> Aim
Repeat every entry word for word, but leave the images out of your copy.

> Data provided
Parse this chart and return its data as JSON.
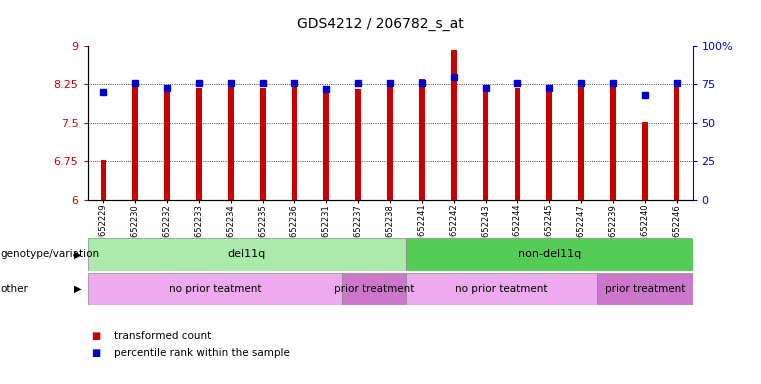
{
  "title": "GDS4212 / 206782_s_at",
  "samples": [
    "GSM652229",
    "GSM652230",
    "GSM652232",
    "GSM652233",
    "GSM652234",
    "GSM652235",
    "GSM652236",
    "GSM652231",
    "GSM652237",
    "GSM652238",
    "GSM652241",
    "GSM652242",
    "GSM652243",
    "GSM652244",
    "GSM652245",
    "GSM652247",
    "GSM652239",
    "GSM652240",
    "GSM652246"
  ],
  "bar_values": [
    6.78,
    8.32,
    8.17,
    8.19,
    8.25,
    8.19,
    8.2,
    8.17,
    8.17,
    8.3,
    8.35,
    8.93,
    8.17,
    8.18,
    8.17,
    8.3,
    8.3,
    7.52,
    8.3
  ],
  "dot_values": [
    70,
    76,
    73,
    76,
    76,
    76,
    76,
    72,
    76,
    76,
    76,
    80,
    73,
    76,
    73,
    76,
    76,
    68,
    76
  ],
  "ylim_left": [
    6.0,
    9.0
  ],
  "ylim_right": [
    0,
    100
  ],
  "yticks_left": [
    6.0,
    6.75,
    7.5,
    8.25,
    9.0
  ],
  "ytick_labels_left": [
    "6",
    "6.75",
    "7.5",
    "8.25",
    "9"
  ],
  "yticks_right": [
    0,
    25,
    50,
    75,
    100
  ],
  "ytick_labels_right": [
    "0",
    "25",
    "50",
    "75",
    "100%"
  ],
  "hlines": [
    6.75,
    7.5,
    8.25
  ],
  "bar_color": "#cc0000",
  "dot_color": "#0000cc",
  "axis_color_left": "#cc0000",
  "axis_color_right": "#0000cc",
  "groups": [
    {
      "label": "del11q",
      "start": 0,
      "end": 10,
      "color": "#aaeaaa"
    },
    {
      "label": "non-del11q",
      "start": 10,
      "end": 19,
      "color": "#55cc55"
    }
  ],
  "treatments": [
    {
      "label": "no prior teatment",
      "start": 0,
      "end": 8,
      "color": "#eeaaee"
    },
    {
      "label": "prior treatment",
      "start": 8,
      "end": 10,
      "color": "#cc77cc"
    },
    {
      "label": "no prior teatment",
      "start": 10,
      "end": 16,
      "color": "#eeaaee"
    },
    {
      "label": "prior treatment",
      "start": 16,
      "end": 19,
      "color": "#cc77cc"
    }
  ],
  "row_labels": [
    "genotype/variation",
    "other"
  ],
  "legend_items": [
    {
      "label": "transformed count",
      "color": "#cc0000"
    },
    {
      "label": "percentile rank within the sample",
      "color": "#0000cc"
    }
  ],
  "bar_width": 0.18
}
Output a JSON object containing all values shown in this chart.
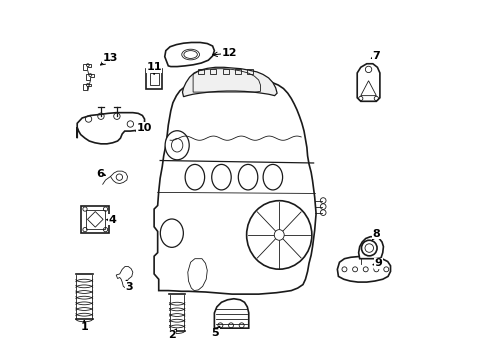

> In response
Parse this chart and return its data as JSON.
{
  "title": "GDS4212 / 206782_s_at",
  "samples": [
    "GSM652229",
    "GSM652230",
    "GSM652232",
    "GSM652233",
    "GSM652234",
    "GSM652235",
    "GSM652236",
    "GSM652231",
    "GSM652237",
    "GSM652238",
    "GSM652241",
    "GSM652242",
    "GSM652243",
    "GSM652244",
    "GSM652245",
    "GSM652247",
    "GSM652239",
    "GSM652240",
    "GSM652246"
  ],
  "bar_values": [
    6.78,
    8.32,
    8.17,
    8.19,
    8.25,
    8.19,
    8.2,
    8.17,
    8.17,
    8.3,
    8.35,
    8.93,
    8.17,
    8.18,
    8.17,
    8.3,
    8.3,
    7.52,
    8.3
  ],
  "dot_values": [
    70,
    76,
    73,
    76,
    76,
    76,
    76,
    72,
    76,
    76,
    76,
    80,
    73,
    76,
    73,
    76,
    76,
    68,
    76
  ],
  "ylim_left": [
    6.0,
    9.0
  ],
  "ylim_right": [
    0,
    100
  ],
  "yticks_left": [
    6.0,
    6.75,
    7.5,
    8.25,
    9.0
  ],
  "ytick_labels_left": [
    "6",
    "6.75",
    "7.5",
    "8.25",
    "9"
  ],
  "yticks_right": [
    0,
    25,
    50,
    75,
    100
  ],
  "ytick_labels_right": [
    "0",
    "25",
    "50",
    "75",
    "100%"
  ],
  "hlines": [
    6.75,
    7.5,
    8.25
  ],
  "bar_color": "#cc0000",
  "dot_color": "#0000cc",
  "axis_color_left": "#cc0000",
  "axis_color_right": "#0000cc",
  "groups": [
    {
      "label": "del11q",
      "start": 0,
      "end": 10,
      "color": "#aaeaaa"
    },
    {
      "label": "non-del11q",
      "start": 10,
      "end": 19,
      "color": "#55cc55"
    }
  ],
  "treatments": [
    {
      "label": "no prior teatment",
      "start": 0,
      "end": 8,
      "color": "#eeaaee"
    },
    {
      "label": "prior treatment",
      "start": 8,
      "end": 10,
      "color": "#cc77cc"
    },
    {
      "label": "no prior teatment",
      "start": 10,
      "end": 16,
      "color": "#eeaaee"
    },
    {
      "label": "prior treatment",
      "start": 16,
      "end": 19,
      "color": "#cc77cc"
    }
  ],
  "row_labels": [
    "genotype/variation",
    "other"
  ],
  "legend_items": [
    {
      "label": "transformed count",
      "color": "#cc0000"
    },
    {
      "label": "percentile rank within the sample",
      "color": "#0000cc"
    }
  ],
  "bar_width": 0.18
}
Output a JSON object containing all values shown in this chart.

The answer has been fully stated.